[SUPPLIED DATA start]

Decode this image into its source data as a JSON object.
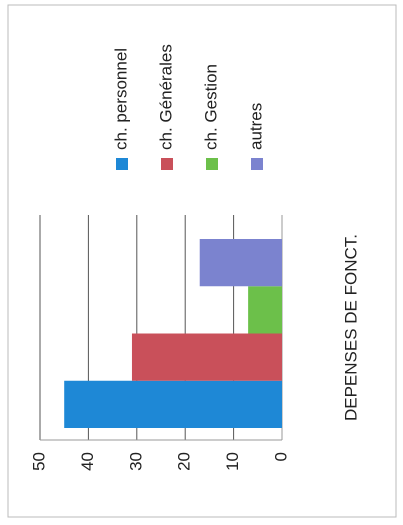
{
  "chart_data": {
    "type": "bar",
    "categories": [
      "DEPENSES DE FONCT."
    ],
    "series": [
      {
        "name": "ch. personnel",
        "color": "#1e88d6",
        "values": [
          45
        ]
      },
      {
        "name": "ch. Générales",
        "color": "#c9505a",
        "values": [
          31
        ]
      },
      {
        "name": "ch. Gestion",
        "color": "#6cc04a",
        "values": [
          7
        ]
      },
      {
        "name": "autres",
        "color": "#7b83cf",
        "values": [
          17
        ]
      }
    ],
    "ylim": [
      0,
      50
    ],
    "yticks": [
      0,
      10,
      20,
      30,
      40,
      50
    ],
    "grid": true,
    "legend": "right"
  }
}
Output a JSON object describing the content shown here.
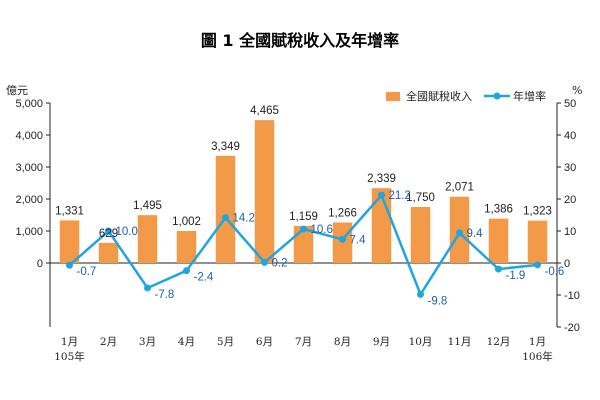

[SUPPLIED DATA end]

SHORT PROBLEM ▸ Output every entry exactly as given; pictures are not part of the copy.

RESULT FOR THIS TASK ▸
Decode this image into its source data as a JSON object.
{
  "chart_data": {
    "type": "bar",
    "categories": [
      "DEPENSES DE FONCT."
    ],
    "series": [
      {
        "name": "ch. personnel",
        "color": "#1e88d6",
        "values": [
          45
        ]
      },
      {
        "name": "ch. Générales",
        "color": "#c9505a",
        "values": [
          31
        ]
      },
      {
        "name": "ch. Gestion",
        "color": "#6cc04a",
        "values": [
          7
        ]
      },
      {
        "name": "autres",
        "color": "#7b83cf",
        "values": [
          17
        ]
      }
    ],
    "ylim": [
      0,
      50
    ],
    "yticks": [
      0,
      10,
      20,
      30,
      40,
      50
    ],
    "grid": true,
    "legend": "right"
  }
}
Output a JSON object describing the content shown here.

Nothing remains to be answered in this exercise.